Identify all lines below that hold "Audit" and collect them.

· · ·

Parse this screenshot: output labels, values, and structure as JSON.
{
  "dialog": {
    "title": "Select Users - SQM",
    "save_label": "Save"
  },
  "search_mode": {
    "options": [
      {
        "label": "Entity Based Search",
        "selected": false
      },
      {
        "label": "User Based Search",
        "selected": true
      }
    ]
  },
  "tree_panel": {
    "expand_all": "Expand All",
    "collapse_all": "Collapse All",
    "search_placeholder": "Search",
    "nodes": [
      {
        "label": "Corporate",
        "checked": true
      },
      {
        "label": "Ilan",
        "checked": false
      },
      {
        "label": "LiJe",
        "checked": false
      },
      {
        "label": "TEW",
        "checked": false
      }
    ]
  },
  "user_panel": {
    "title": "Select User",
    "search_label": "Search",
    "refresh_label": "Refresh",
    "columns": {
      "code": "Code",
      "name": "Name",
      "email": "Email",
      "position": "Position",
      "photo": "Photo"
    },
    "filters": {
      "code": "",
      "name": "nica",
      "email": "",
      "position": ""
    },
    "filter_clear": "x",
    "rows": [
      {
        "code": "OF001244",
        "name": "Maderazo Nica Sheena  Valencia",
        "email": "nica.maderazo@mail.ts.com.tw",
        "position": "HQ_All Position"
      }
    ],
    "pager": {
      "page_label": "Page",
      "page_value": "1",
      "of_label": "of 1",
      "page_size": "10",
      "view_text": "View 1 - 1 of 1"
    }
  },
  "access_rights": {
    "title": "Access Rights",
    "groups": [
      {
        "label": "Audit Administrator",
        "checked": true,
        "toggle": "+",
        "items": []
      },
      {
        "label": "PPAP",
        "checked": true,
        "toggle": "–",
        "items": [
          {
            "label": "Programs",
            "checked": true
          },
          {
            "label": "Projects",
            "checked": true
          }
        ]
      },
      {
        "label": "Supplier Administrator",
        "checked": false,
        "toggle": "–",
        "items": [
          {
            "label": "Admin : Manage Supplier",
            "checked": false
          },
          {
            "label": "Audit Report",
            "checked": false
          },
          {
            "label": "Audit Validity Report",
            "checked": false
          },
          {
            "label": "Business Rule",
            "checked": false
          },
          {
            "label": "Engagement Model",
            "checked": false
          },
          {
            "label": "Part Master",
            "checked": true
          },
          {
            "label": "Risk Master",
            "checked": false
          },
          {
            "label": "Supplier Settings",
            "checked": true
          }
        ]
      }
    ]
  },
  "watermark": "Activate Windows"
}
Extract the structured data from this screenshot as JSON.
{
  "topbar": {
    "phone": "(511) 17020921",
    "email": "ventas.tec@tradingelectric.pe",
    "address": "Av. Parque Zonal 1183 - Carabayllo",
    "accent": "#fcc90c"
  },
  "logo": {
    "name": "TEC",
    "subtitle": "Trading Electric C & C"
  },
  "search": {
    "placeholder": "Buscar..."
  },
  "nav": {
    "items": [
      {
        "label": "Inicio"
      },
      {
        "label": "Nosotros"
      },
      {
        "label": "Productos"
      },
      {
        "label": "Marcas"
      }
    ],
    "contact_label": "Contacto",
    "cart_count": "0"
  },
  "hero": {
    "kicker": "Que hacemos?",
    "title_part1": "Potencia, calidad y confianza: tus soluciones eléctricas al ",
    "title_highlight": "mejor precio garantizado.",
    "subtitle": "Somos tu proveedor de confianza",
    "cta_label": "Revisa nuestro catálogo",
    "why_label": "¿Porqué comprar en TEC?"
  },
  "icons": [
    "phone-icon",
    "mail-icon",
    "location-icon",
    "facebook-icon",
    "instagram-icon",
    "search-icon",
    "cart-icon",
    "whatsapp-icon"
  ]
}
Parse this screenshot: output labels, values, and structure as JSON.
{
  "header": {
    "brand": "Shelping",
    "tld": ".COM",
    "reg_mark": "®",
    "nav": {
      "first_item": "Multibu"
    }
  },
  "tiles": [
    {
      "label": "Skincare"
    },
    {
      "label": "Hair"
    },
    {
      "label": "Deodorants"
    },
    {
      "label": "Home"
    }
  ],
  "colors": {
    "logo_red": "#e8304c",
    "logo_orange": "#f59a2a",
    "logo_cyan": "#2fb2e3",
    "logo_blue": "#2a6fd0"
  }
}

· · ·

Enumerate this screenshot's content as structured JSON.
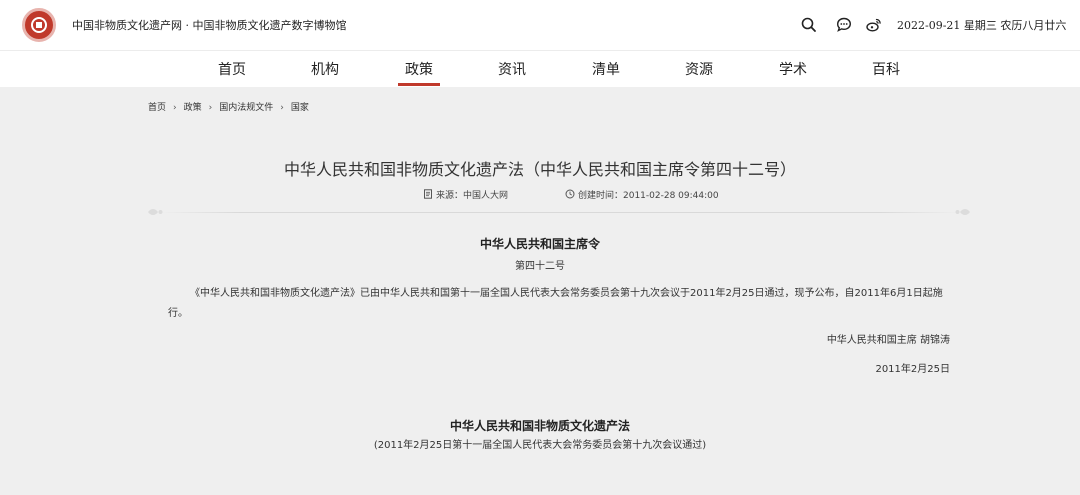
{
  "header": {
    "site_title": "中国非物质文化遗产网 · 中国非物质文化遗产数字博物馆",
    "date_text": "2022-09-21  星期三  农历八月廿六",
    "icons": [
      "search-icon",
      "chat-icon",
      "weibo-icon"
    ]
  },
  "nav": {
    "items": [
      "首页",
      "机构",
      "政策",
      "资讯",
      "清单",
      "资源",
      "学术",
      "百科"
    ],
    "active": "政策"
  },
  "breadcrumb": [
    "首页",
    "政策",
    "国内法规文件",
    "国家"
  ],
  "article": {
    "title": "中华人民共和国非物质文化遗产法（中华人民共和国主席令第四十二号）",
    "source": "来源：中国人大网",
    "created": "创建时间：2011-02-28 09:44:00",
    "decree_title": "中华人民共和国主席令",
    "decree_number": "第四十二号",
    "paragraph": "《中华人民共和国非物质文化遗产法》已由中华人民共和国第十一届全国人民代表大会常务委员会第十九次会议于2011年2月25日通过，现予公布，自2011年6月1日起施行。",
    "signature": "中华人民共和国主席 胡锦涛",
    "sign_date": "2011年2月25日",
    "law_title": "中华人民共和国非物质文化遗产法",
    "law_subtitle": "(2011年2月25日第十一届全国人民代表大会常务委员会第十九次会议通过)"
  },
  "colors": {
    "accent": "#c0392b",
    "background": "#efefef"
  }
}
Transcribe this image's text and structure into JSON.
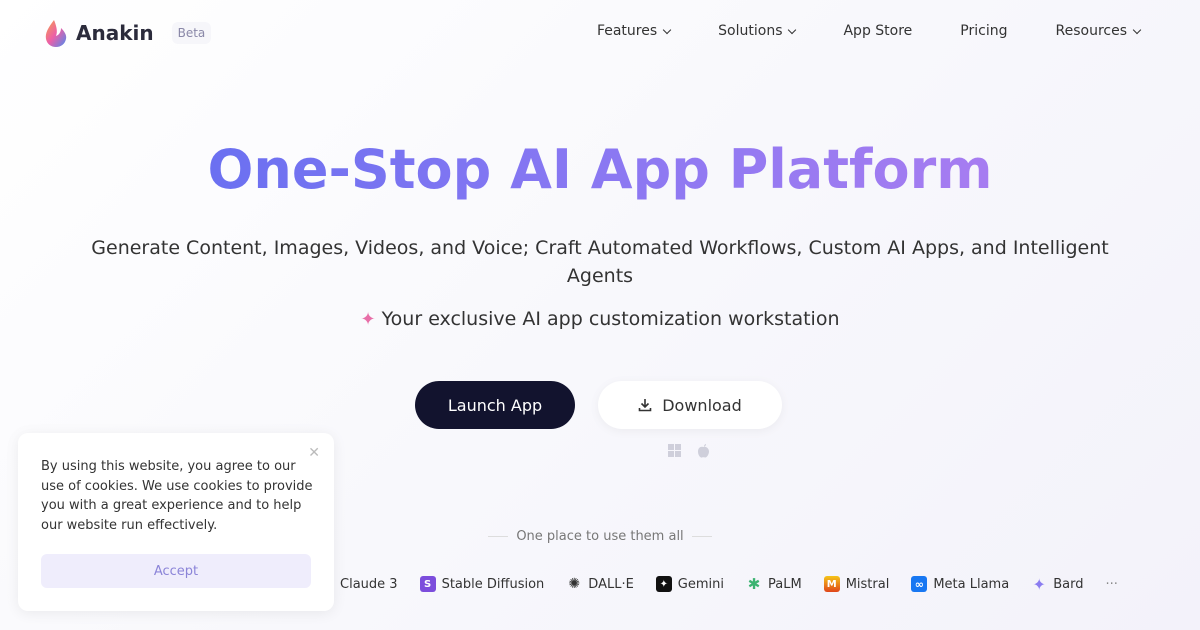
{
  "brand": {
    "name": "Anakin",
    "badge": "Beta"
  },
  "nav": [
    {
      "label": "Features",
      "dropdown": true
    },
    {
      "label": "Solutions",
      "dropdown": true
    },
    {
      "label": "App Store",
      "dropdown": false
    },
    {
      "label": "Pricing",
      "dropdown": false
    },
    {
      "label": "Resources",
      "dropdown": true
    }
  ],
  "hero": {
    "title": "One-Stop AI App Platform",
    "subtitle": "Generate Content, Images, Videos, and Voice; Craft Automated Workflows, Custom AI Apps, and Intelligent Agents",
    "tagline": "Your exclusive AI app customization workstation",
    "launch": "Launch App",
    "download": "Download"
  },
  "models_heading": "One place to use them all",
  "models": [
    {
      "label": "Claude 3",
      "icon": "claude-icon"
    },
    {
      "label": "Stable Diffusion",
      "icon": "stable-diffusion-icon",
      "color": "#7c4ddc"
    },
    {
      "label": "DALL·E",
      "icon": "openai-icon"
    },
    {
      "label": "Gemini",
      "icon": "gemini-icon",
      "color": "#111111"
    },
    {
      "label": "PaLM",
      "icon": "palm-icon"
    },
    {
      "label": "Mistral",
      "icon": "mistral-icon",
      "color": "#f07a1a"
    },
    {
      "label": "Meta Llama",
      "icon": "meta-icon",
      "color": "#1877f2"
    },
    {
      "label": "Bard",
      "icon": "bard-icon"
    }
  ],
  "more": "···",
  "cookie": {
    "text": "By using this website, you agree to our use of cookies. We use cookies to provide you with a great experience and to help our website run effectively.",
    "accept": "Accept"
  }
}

· · ·

Exercise output:
        "label": "Audit Administrator",
            "label": "Audit Report",
            "label": "Audit Validity Report",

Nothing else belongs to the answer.